• _WHAT THE TASK ASKS_
From the interview below about teaching the Rhetoric and the Environment class, copy out word for word everything from "who is now Governor" down to "really good.".

Kamila Kinyon: Im really interested in how you teach rhetoric and
writing in the Rhetoric and the Environment class that you have
developed here at DU.
Christina Foust: It started in the spring of
2006 which was my first year here. Because only 6 students had signed
up, I decided to teach it as a research project driven syllabus. We
converted this into a chance to create original scholarly research, as a
research team, on the subject of climate change. In that first iteration
we were very ambitious. Students really wanted to put together a survey
and do a public forum about climate change, so we did both. For the
survey we were able to get expedited IRB approval because it was part of
a class project and of minimal risk. It was a partly demographic and
partly qualitative survey looking at the apocalyptic framing of climate
change, so in the survey, we did a quick thematic analysis of
qualitative answers and found there was some correspondence between how
students thought or talked about the apocalypse and how they thought or
talked about global warming. The survey questions were challenging. How
do you imagine global warming will happen? Be as detailed as you can.
What will the effects of global warming look like for you and your
family and your world? Then we asked parallel questions: How do you
imagine the apocalypse will happen? What will the end result be? We got
very rich answers. We looked at the responses to analyze the crossover.
Some people would refer to the survey question. They would say see the
other answer for both because they conflated climate change with the
apocalypse and identified the two together. For others who
self-identified as very religious, there was no correspondence. I
remember one person said: Global warming has nothing to do with the
apocalypse. Im offended to hear you say that it does. Others talked
about the dramatic changes with global warming being similar to the
dramatic changes that they envisioned happening with the apocalypse.
So this was the first iteration of the project, and Brian Schrader and I
presented a paper on the surveys at the Western States Communication
Association conference. As a rhetorician, this was my first foray into
survey research, and I was happy to have colleagues to help me because
students really wanted to do the survey. Doing qualitative research
analysis and doing rhetorical analysis has a lot in common. But when we
presented our survey, some in the audience were very skeptical about it.
They did not find the survey a valid and verifiable instrument, but we
found it pretty interesting and useful. In particular, I have been
talking to climate scientists at the National Center for Atmospheric
Research (or NCAR) who were desperate for some research on communication
and global warming and social change. Rhetoricians and communication
people and writers have so much to share.
Along with the survey in that first class, we held a public forum.
Students put together poster sessions, and we had a panel discussion
with a climate scientist from NCAR (Dr. Lisa Dilling), a Sierra Club
organizer (Roger Singer), an environmental journalism professor from CU
Boulder (Dr. Tom Yulsman), and a policy specialist (Heidi Van Genderen)
who is now Governor Bill Ritters main advisor on global warming. It was
really great; we had probably 60 people or so, and the conversation was
really good.

• _DATA LISTING_
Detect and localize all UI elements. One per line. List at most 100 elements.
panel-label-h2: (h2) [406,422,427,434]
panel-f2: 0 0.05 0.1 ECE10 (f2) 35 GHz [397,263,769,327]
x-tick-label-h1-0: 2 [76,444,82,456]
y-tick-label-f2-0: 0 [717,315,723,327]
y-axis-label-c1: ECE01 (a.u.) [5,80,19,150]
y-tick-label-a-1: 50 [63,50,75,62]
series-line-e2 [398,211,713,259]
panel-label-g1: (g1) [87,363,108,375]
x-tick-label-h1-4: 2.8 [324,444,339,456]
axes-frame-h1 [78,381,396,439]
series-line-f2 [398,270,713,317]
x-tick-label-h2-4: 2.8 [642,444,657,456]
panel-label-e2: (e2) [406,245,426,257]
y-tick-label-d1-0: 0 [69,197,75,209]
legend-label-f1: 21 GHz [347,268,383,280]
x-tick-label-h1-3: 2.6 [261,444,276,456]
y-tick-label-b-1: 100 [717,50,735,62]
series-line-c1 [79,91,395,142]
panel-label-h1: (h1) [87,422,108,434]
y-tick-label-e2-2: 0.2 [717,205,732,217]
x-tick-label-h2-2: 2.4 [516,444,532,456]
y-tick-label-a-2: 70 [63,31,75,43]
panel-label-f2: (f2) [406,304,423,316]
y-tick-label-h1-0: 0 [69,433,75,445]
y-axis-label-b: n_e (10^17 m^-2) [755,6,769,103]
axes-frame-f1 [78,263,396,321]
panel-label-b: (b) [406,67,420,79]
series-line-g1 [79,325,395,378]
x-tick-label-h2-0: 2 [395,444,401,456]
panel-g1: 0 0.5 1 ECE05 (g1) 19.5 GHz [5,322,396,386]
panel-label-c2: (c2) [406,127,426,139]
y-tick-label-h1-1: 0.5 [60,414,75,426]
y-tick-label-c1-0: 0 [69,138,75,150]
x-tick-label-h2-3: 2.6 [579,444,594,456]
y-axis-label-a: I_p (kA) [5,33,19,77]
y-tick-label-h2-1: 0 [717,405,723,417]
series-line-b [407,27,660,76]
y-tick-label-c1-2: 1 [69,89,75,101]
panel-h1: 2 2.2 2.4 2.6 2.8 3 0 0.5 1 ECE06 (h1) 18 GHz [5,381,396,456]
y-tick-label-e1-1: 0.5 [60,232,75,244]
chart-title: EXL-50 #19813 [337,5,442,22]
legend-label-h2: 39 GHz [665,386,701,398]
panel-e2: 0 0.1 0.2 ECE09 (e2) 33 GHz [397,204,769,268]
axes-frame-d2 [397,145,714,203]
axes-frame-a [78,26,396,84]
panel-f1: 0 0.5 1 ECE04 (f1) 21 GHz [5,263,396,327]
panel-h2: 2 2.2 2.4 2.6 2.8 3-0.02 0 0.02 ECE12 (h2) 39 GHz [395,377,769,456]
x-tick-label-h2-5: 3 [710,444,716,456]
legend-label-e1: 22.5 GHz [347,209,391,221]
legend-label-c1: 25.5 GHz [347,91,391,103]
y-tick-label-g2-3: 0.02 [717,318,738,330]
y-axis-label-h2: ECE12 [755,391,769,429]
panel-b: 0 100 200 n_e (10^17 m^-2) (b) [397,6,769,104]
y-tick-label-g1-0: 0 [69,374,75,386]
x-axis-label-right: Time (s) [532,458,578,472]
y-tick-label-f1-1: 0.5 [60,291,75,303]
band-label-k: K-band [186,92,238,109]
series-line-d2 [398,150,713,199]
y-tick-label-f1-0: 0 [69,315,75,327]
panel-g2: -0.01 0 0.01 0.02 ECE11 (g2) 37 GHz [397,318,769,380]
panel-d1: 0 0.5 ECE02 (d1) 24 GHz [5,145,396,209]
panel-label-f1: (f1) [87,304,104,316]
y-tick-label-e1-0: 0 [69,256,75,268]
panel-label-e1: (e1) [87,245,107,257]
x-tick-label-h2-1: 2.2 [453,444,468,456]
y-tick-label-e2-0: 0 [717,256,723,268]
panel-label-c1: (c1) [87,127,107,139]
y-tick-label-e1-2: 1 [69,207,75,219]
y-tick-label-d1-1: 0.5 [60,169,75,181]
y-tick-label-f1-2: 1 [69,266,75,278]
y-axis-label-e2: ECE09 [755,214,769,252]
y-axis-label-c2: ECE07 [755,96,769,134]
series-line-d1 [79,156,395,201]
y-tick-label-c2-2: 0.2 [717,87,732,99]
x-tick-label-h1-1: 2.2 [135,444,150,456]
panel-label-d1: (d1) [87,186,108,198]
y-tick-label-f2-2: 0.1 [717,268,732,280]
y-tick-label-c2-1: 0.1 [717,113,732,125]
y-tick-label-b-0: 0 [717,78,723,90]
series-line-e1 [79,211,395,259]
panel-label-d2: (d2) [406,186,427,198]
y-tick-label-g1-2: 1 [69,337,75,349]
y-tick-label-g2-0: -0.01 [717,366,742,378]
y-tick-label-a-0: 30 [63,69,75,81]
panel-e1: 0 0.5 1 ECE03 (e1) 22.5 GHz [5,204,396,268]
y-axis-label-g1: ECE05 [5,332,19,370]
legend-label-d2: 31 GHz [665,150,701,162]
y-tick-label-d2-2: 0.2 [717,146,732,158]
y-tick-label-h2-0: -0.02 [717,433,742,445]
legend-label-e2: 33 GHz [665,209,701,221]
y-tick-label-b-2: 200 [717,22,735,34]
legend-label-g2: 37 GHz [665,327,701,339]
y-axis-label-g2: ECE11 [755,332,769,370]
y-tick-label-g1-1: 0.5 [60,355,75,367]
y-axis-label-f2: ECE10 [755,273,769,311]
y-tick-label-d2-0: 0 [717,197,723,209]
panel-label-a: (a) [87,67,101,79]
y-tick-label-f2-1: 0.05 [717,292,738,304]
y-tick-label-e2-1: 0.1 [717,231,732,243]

• _EXERCISE SOLUTION_
who is now Governor Bill Ritters main advisor on global warming. It was
really great; we had probably 60 people or so, and the conversation was
really good.